----- Record list

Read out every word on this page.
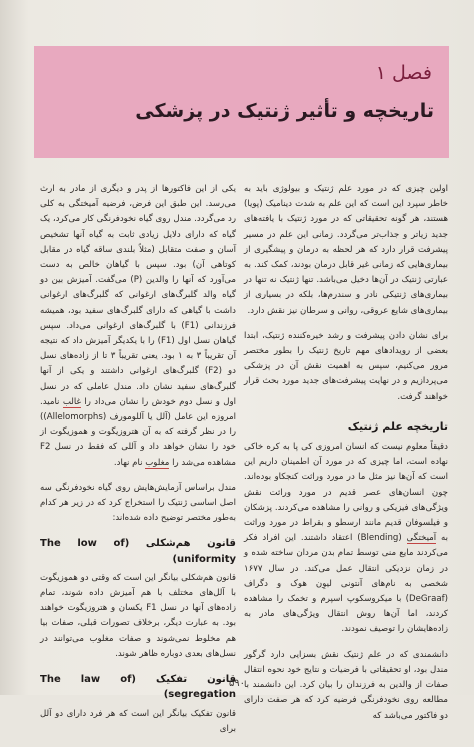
فصل ۱
تاریخچه و تأثیر ژنتیک در پزشکی

اولین چیزی که در مورد علم ژنتیک و بیولوژی باید به خاطر سپرد این است که این علم به شدت دینامیک (پویا) هستند، هر گونه تحقیقاتی که در مورد ژنتیک با یافته‌های جدید زیاتر و جذاب‌تر می‌گردد. زمانی این علم در مسیر پیشرفت قرار دارد که هر لحظه به درمان و پیشگیری از بیماری‌هایی که زمانی غیر قابل درمان بودند، کمک کند. به عبارتی ژنتیک در آن‌ها دخیل می‌باشد. تنها ژنتیک نه تنها در بیماری‌های ژنتیکی نادر و سندرم‌ها، بلکه در بسیاری از بیماری‌های شایع عروقی، روانی و سرطان نیز نقش دارد.

برای نشان دادن پیشرفت و رشد خیره‌کننده ژنتیک، ابتدا بعضی از رویدادهای مهم تاریخ ژنتیک را بطور مختصر مرور می‌کنیم، سپس به اهمیت نقش آن در پزشکی می‌پردازیم و در نهایت پیشرفت‌های جدید مورد بحث قرار خواهند گرفت.

تاریخچه علم ژنتیک

دقیقاً معلوم نیست که انسان امروزی کی پا به کره خاکی نهاده است، اما چیزی که در مورد آن اطمینان داریم این است که آن‌ها نیز مثل ما در مورد وراثت کنجکاو بوده‌اند. چون انسان‌های عصر قدیم در مورد وراثت نقش ویژگی‌های فیزیکی و روانی را مشاهده می‌کردند. پزشکان و فیلسوفان قدیم مانند ارسطو و بقراط در مورد وراثت به آمیختگی (Blending) اعتقاد داشتند. این افراد فکر می‌کردند مایع منی توسط تمام بدن مردان ساخته شده و در زمان نزدیکی انتقال عمل می‌کند. در سال ۱۶۷۷ شخصی به نام‌های آنتونی لیوِن هوک و دگراف (DeGraaf) با میکروسکوپ اسپرم و تخمک را مشاهده کردند، اما آن‌ها روش انتقال ویژگی‌های مادر به زاده‌هایشان را توصیف نمودند.

دانشمندی که در علم ژنتیک نقش بسزایی دارد گرگور مندل بود، او تحقیقاتی با فرضیات و نتایج خود نحوه انتقال صفات از والدین به فرزندان را بیان کرد. این دانشمند با مطالعه روی نخودفرنگی فرضیه کرد که هر صفت دارای دو فاکتور می‌باشد که

یکی از این فاکتورها از پدر و دیگری از مادر به ارث می‌رسد. این طبق این فرض، فرضیه آمیختگی به کلی رد می‌گردد. مندل روی گیاه نخودفرنگی کار می‌کرد، یک گیاه که دارای دلایل زیادی ثابت به گیاه آنها تشخیص آسان و صفت متقابل (مثلاً بلندی ساقه گیاه در مقابل کوتاهی آن) بود. سپس با گیاهان خالص به دست می‌آورد که آنها را والدین (P) می‌گفت. آمیزش بین دو گیاه والد گلبرگ‌های ارغوانی که گلبرگ‌های ارغوانی داشت با گیاهی که دارای گلبرگ‌های سفید بود، همیشه فرزندانی (F1) با گلبرگ‌های ارغوانی می‌داد. سپس گیاهان نسل اول (F1) را با یکدیگر آمیزش داد که نتیجه آن تقریباً ۳ به ۱ بود. یعنی تقریباً ۳ تا از زاده‌های نسل دو (F2) گلبرگ‌های ارغوانی داشتند و یکی از آنها گلبرگ‌های سفید نشان داد. مندل عاملی که در نسل اول و نسل دوم خودش را نشان می‌داد را غالب نامید. امروزه این عامل (آلل یا آللومورف (Allelomorphs)) را در نظر گرفته که به آن هتروزیگوت و هموزیگوت از خود را نشان خواهد داد و آللی که فقط در نسل F2 مشاهده می‌شد را مغلوب نام نهاد.

مندل براساس آزمایش‌هایش روی گیاه نخودفرنگی سه اصل اساسی ژنتیک را استخراج کرد که در زیر هر کدام به‌طور مختصر توضیح داده شده‌اند:

قانون هم‌شکلی (The low of uniformity)

قانون هم‌شکلی بیانگر این است که وقتی دو هموزیگوت با آلل‌های مختلف با هم آمیزش داده شوند، تمام زاده‌های آنها در نسل F1 یکسان و هتروزیگوت خواهند بود. به عبارت دیگر، برخلاف تصورات قبلی، صفات بیا هم مخلوط نمی‌شوند و صفات مغلوب می‌توانند در نسل‌های بعدی دوباره ظاهر شوند.

قانون تفکیک (The law of segregation)

قانون تفکیک بیانگر این است که هر فرد دارای دو آلل برای

۵۹٠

----------

Aim
Pull out each line holding the string "پزشکی".

Exercise response
تاریخچه و تأثیر ژنتیک در پزشکی
برای نشان دادن پیشرفت و رشد خیره‌کننده ژنتیک، ابتدا بعضی از رویدادهای مهم تاریخ ژنتیک را بطور مختصر مرور می‌کنیم، سپس به اهمیت نقش آن در پزشکی می‌پردازیم و در نهایت پیشرفت‌های جدید مورد بحث قرار خواهند گرفت.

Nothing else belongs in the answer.